Pictures stay out of the copy; restate everything else in the material exactly.

(Items from a data source)
--- BEGIN ---

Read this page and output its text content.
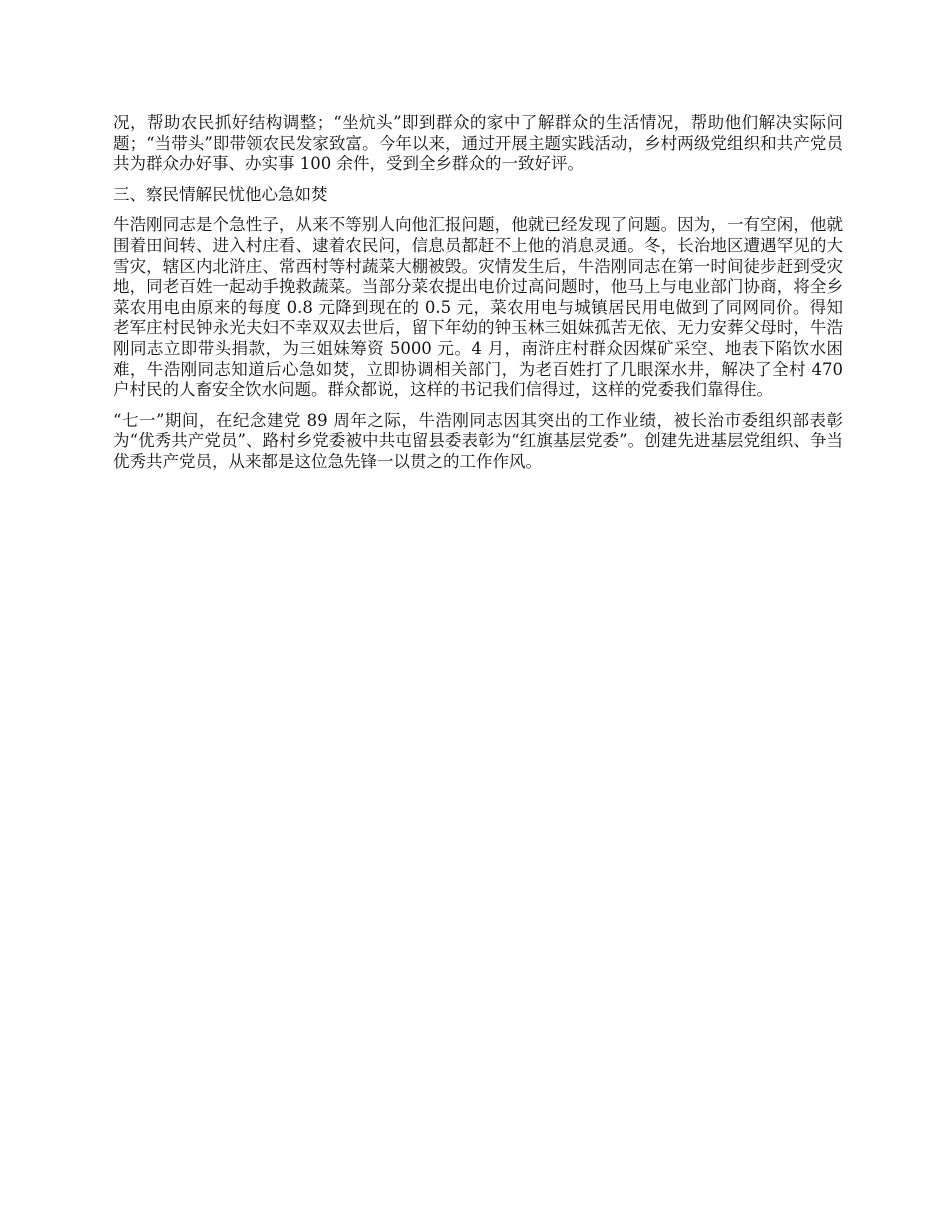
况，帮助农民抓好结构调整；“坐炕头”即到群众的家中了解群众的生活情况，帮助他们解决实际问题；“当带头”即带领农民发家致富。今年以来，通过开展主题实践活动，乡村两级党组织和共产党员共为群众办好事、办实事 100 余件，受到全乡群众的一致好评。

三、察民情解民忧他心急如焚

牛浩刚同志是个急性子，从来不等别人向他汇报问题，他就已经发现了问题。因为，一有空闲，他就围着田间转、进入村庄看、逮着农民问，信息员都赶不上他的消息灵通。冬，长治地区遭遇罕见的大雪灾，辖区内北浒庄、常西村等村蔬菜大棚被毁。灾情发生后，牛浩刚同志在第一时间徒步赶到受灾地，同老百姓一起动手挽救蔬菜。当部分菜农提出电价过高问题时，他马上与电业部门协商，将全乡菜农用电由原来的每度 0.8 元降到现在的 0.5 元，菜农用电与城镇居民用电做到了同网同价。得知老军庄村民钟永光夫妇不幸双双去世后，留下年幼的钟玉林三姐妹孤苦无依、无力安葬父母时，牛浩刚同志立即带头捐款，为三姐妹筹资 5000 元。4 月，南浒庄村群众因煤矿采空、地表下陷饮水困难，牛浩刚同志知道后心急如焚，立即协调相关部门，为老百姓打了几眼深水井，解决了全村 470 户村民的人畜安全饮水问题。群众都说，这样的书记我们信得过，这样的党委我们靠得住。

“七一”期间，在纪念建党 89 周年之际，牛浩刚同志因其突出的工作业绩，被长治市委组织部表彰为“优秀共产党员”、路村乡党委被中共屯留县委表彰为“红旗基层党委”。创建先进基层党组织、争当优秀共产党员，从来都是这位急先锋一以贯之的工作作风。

--- END ---

**Correct result**
Read this page and output its text content.
况，帮助农民抓好结构调整；“坐炕头”即到群众的家中了解群众的生活情况，帮助他们解决实际问题；“当带头”即带领农民发家致富。今年以来，通过开展主题实践活动，乡村两级党组织和共产党员共为群众办好事、办实事 100 余件，受到全乡群众的一致好评。

三、察民情解民忧他心急如焚

牛浩刚同志是个急性子，从来不等别人向他汇报问题，他就已经发现了问题。因为，一有空闲，他就围着田间转、进入村庄看、逮着农民问，信息员都赶不上他的消息灵通。冬，长治地区遭遇罕见的大雪灾，辖区内北浒庄、常西村等村蔬菜大棚被毁。灾情发生后，牛浩刚同志在第一时间徒步赶到受灾地，同老百姓一起动手挽救蔬菜。当部分菜农提出电价过高问题时，他马上与电业部门协商，将全乡菜农用电由原来的每度 0.8 元降到现在的 0.5 元，菜农用电与城镇居民用电做到了同网同价。得知老军庄村民钟永光夫妇不幸双双去世后，留下年幼的钟玉林三姐妹孤苦无依、无力安葬父母时，牛浩刚同志立即带头捐款，为三姐妹筹资 5000 元。4 月，南浒庄村群众因煤矿采空、地表下陷饮水困难，牛浩刚同志知道后心急如焚，立即协调相关部门，为老百姓打了几眼深水井，解决了全村 470 户村民的人畜安全饮水问题。群众都说，这样的书记我们信得过，这样的党委我们靠得住。

“七一”期间，在纪念建党 89 周年之际，牛浩刚同志因其突出的工作业绩，被长治市委组织部表彰为“优秀共产党员”、路村乡党委被中共屯留县委表彰为“红旗基层党委”。创建先进基层党组织、争当优秀共产党员，从来都是这位急先锋一以贯之的工作作风。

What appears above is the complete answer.